WHAT IS NEEDED>
Type the records out again in full, exactly.
-- Start EXCERPTED RECORDS --
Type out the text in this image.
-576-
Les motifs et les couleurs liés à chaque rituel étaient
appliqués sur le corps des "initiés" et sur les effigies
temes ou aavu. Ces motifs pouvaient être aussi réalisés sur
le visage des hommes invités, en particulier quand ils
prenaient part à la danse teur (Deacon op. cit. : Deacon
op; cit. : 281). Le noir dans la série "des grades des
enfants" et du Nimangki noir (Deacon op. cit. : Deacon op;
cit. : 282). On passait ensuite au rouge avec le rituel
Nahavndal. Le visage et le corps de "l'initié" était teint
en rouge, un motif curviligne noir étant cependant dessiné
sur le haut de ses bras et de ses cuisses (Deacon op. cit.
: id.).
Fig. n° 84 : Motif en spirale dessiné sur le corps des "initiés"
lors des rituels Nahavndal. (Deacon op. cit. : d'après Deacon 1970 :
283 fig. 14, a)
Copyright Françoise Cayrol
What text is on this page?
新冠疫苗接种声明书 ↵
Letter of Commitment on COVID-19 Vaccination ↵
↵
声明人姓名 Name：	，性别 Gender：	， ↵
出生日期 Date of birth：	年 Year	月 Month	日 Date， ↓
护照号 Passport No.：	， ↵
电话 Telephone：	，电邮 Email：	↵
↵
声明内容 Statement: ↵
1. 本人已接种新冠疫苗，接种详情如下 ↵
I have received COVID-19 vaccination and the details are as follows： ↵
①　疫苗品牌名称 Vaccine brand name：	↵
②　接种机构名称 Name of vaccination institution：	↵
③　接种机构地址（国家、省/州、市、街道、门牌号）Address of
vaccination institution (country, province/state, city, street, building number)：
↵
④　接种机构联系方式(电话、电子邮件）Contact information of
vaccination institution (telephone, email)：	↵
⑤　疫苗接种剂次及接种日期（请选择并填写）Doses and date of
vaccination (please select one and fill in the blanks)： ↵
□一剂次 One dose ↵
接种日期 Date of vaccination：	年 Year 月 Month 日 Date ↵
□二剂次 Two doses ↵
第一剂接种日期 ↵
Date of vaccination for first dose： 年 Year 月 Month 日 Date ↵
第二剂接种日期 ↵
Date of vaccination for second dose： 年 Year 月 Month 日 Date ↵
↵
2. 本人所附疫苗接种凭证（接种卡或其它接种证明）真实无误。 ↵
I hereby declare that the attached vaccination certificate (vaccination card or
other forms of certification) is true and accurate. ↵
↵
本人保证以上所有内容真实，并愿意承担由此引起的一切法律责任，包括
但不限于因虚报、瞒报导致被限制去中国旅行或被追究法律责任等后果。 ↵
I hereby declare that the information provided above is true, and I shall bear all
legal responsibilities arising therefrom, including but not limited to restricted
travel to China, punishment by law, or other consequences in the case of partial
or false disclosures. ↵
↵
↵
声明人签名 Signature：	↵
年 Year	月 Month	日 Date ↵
-- End EXCERPTED RECORDS --
TASK ANSWER>
Type out the text in this image.
-576-
Les motifs et les couleurs liés à chaque rituel étaient
appliqués sur le corps des "initiés" et sur les effigies
temes ou aavu. Ces motifs pouvaient être aussi réalisés sur
le visage des hommes invités, en particulier quand ils
prenaient part à la danse teur (Deacon op. cit. : Deacon
op; cit. : 281). Le noir dans la série "des grades des
enfants" et du Nimangki noir (Deacon op. cit. : Deacon op;
cit. : 282). On passait ensuite au rouge avec le rituel
Nahavndal. Le visage et le corps de "l'initié" était teint
en rouge, un motif curviligne noir étant cependant dessiné
sur le haut de ses bras et de ses cuisses (Deacon op. cit.
: id.).
Fig. n° 84 : Motif en spirale dessiné sur le corps des "initiés"
lors des rituels Nahavndal. (Deacon op. cit. : d'après Deacon 1970 :
283 fig. 14, a)
Copyright Françoise Cayrol
What text is on this page?
新冠疫苗接种声明书 ↵
Letter of Commitment on COVID-19 Vaccination ↵
↵
声明人姓名 Name：	，性别 Gender：	， ↵
出生日期 Date of birth：	年 Year	月 Month	日 Date， ↓
护照号 Passport No.：	， ↵
电话 Telephone：	，电邮 Email：	↵
↵
声明内容 Statement: ↵
1. 本人已接种新冠疫苗，接种详情如下 ↵
I have received COVID-19 vaccination and the details are as follows： ↵
①　疫苗品牌名称 Vaccine brand name：	↵
②　接种机构名称 Name of vaccination institution：	↵
③　接种机构地址（国家、省/州、市、街道、门牌号）Address of
vaccination institution (country, province/state, city, street, building number)：
↵
④　接种机构联系方式(电话、电子邮件）Contact information of
vaccination institution (telephone, email)：	↵
⑤　疫苗接种剂次及接种日期（请选择并填写）Doses and date of
vaccination (please select one and fill in the blanks)： ↵
□一剂次 One dose ↵
接种日期 Date of vaccination：	年 Year 月 Month 日 Date ↵
□二剂次 Two doses ↵
第一剂接种日期 ↵
Date of vaccination for first dose： 年 Year 月 Month 日 Date ↵
第二剂接种日期 ↵
Date of vaccination for second dose： 年 Year 月 Month 日 Date ↵
↵
2. 本人所附疫苗接种凭证（接种卡或其它接种证明）真实无误。 ↵
I hereby declare that the attached vaccination certificate (vaccination card or
other forms of certification) is true and accurate. ↵
↵
本人保证以上所有内容真实，并愿意承担由此引起的一切法律责任，包括
但不限于因虚报、瞒报导致被限制去中国旅行或被追究法律责任等后果。 ↵
I hereby declare that the information provided above is true, and I shall bear all
legal responsibilities arising therefrom, including but not limited to restricted
travel to China, punishment by law, or other consequences in the case of partial
or false disclosures. ↵
↵
↵
声明人签名 Signature：	↵
年 Year	月 Month	日 Date ↵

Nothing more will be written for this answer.